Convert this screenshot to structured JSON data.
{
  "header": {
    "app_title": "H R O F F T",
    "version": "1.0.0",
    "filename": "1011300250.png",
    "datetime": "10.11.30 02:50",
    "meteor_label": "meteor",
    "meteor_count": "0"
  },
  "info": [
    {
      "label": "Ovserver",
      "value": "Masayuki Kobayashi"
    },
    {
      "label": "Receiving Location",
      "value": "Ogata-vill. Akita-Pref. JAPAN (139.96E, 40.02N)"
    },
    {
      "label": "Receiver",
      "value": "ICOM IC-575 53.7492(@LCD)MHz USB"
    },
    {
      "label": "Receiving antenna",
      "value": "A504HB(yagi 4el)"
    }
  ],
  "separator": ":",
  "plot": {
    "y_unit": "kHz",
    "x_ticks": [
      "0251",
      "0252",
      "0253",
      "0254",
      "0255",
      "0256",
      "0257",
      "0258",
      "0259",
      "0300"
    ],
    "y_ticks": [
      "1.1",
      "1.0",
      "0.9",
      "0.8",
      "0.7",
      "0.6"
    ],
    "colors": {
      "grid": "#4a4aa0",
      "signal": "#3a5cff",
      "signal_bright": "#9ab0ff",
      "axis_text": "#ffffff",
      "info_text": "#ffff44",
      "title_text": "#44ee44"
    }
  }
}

☆ ☆ ☆ ☆

Where does the word "value" appear in the listing? List each line that holds it.

▸ **Solved exercise**
      "value": "Masayuki Kobayashi"
      "value": "Ogata-vill. Akita-Pref. JAPAN (139.96E, 40.02N)"
      "value": "ICOM IC-575 53.7492(@LCD)MHz USB"
      "value": "A504HB(yagi 4el)"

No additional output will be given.